- **EXERCISE DETAILS**
Quote the thread on the flaring crowntail word for word, starting at "## newarkhiphop (Apr" and ending after "perfect 180 spread.".

# Crowntail flaring :D



## Splendid Veil (May 14, 2011)

well ive got a few photos of my crowntail flaring.
and was wondering, could he be a halfmoon crown tail? is that even possible?
haha. just wondering. and ive finally switched him into his 5 gallon tank.

here are the photos

him and his oh so handsome Beard 











his fins flared. ( it looks like a perfect "D" to me.)

















i even made an edited picture 











and his 5 gallon, i added pothos now.
you can check out my youtube account, ill have more videos of the tank in progress

http://www.youtube.com/user/AquaticFishKeeper?feature=mhee


----------



## newarkhiphop (Apr 22, 2011)

love the simplicity and elegance of your tank, good look fish too

i stilll cant get my boy to flare no matter what lol


----------



## Sweeda88 (Dec 6, 2010)

No, there is no such thing as a "Halfmoon Crowntail". All crowntails should have that perfect 180 spread.


----------



## Splendid Veil (May 14, 2011)

Hahah. i figured. lol. but i do love his finnage.

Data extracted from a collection

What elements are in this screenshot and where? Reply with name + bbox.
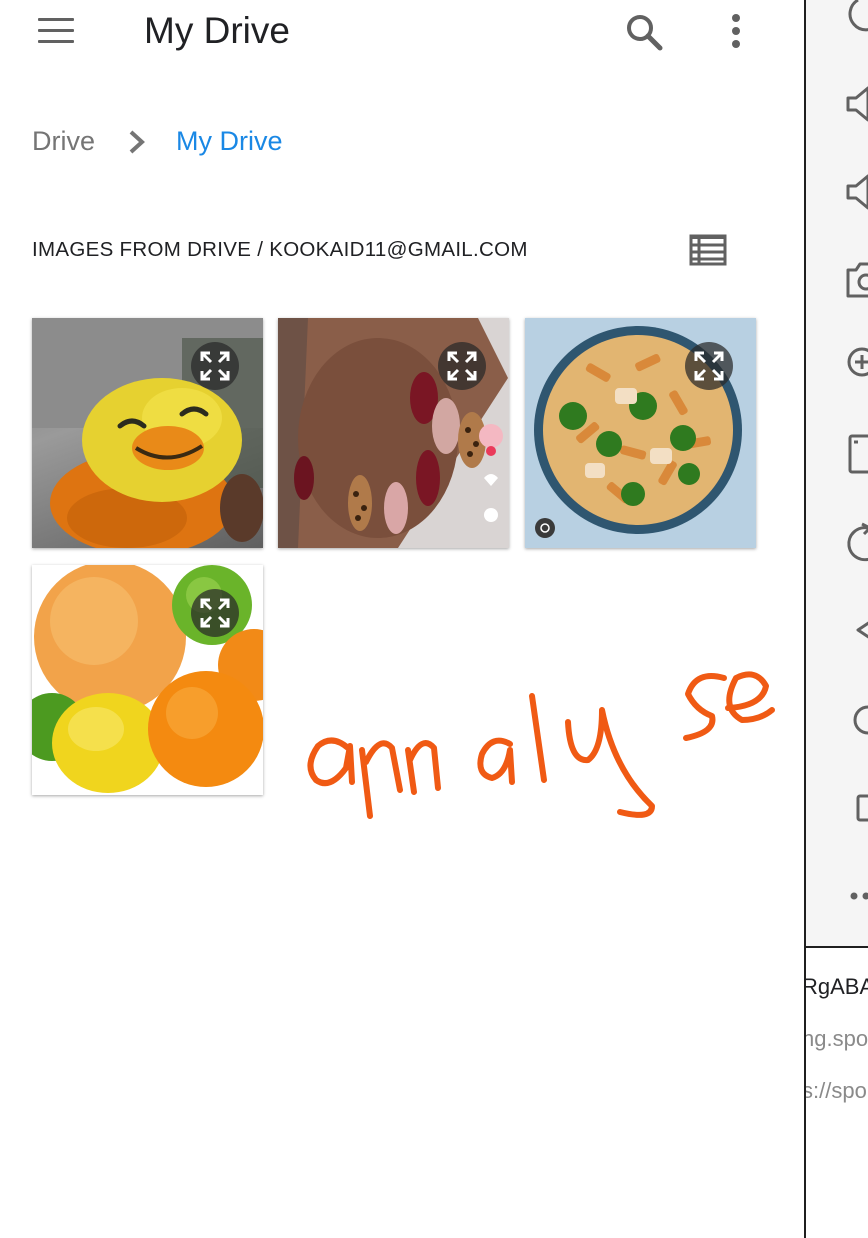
volume-down-icon xyxy=(846,174,868,210)
more-options-button[interactable] xyxy=(722,12,750,52)
image-thumbnail[interactable] xyxy=(32,318,263,548)
rotate-icon xyxy=(847,522,868,562)
home-icon xyxy=(853,705,868,735)
more-controls-button[interactable] xyxy=(846,874,868,918)
tablet-icon xyxy=(848,434,868,474)
rotate-left-button[interactable] xyxy=(846,432,868,476)
search-button[interactable] xyxy=(622,10,666,54)
device-control-panel xyxy=(804,0,868,948)
volume-down-button[interactable] xyxy=(846,170,868,214)
more-vert-icon xyxy=(732,14,740,48)
search-icon xyxy=(627,15,663,51)
rotate-right-button[interactable] xyxy=(846,520,868,564)
image-thumbnail[interactable] xyxy=(32,565,263,795)
breadcrumb-my-drive[interactable]: My Drive xyxy=(176,126,283,157)
menu-icon xyxy=(38,40,74,43)
chevron-right-icon xyxy=(129,130,145,154)
volume-up-icon xyxy=(846,86,868,122)
image-thumbnail[interactable] xyxy=(278,318,509,548)
log-line: s://spo xyxy=(804,1078,867,1103)
back-button[interactable] xyxy=(846,608,868,652)
overview-button[interactable] xyxy=(846,786,868,830)
list-view-toggle[interactable] xyxy=(688,232,728,268)
more-icon xyxy=(850,892,868,900)
log-line: RgABA xyxy=(804,974,868,999)
menu-icon xyxy=(38,29,74,32)
expand-icon xyxy=(694,351,724,381)
home-button[interactable] xyxy=(846,698,868,742)
page-title: My Drive xyxy=(144,10,290,51)
power-icon xyxy=(848,0,868,32)
volume-up-button[interactable] xyxy=(846,82,868,126)
camera-icon xyxy=(846,262,868,298)
power-button[interactable] xyxy=(846,0,868,34)
expand-icon xyxy=(447,351,477,381)
log-line: ng.spo xyxy=(804,1026,868,1051)
expand-button[interactable] xyxy=(438,342,486,390)
handwritten-annotation xyxy=(307,671,775,819)
menu-button[interactable] xyxy=(36,16,76,46)
section-title: IMAGES FROM DRIVE / KOOKAID11@GMAIL.COM xyxy=(32,238,528,261)
expand-icon xyxy=(200,351,230,381)
clipped-log-panel: RgABA ng.spo s://spo xyxy=(804,948,868,1238)
expand-button[interactable] xyxy=(191,589,239,637)
back-icon xyxy=(856,621,868,639)
overview-icon xyxy=(856,794,868,822)
expand-button[interactable] xyxy=(191,342,239,390)
list-view-icon xyxy=(689,234,727,266)
breadcrumb-drive[interactable]: Drive xyxy=(32,126,95,157)
expand-button[interactable] xyxy=(685,342,733,390)
screenshot-button[interactable] xyxy=(846,258,868,302)
app-bar: My Drive xyxy=(0,0,804,64)
menu-icon xyxy=(38,18,74,21)
zoom-in-button[interactable] xyxy=(846,342,868,386)
expand-icon xyxy=(200,598,230,628)
image-thumbnail[interactable] xyxy=(525,318,756,548)
zoom-in-icon xyxy=(847,347,868,377)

- **THE REPLY**
## newarkhiphop (Apr 22, 2011)

love the simplicity and elegance of your tank, good look fish too

i stilll cant get my boy to flare no matter what lol


----------



## Sweeda88 (Dec 6, 2010)

No, there is no such thing as a "Halfmoon Crowntail". All crowntails should have that perfect 180 spread.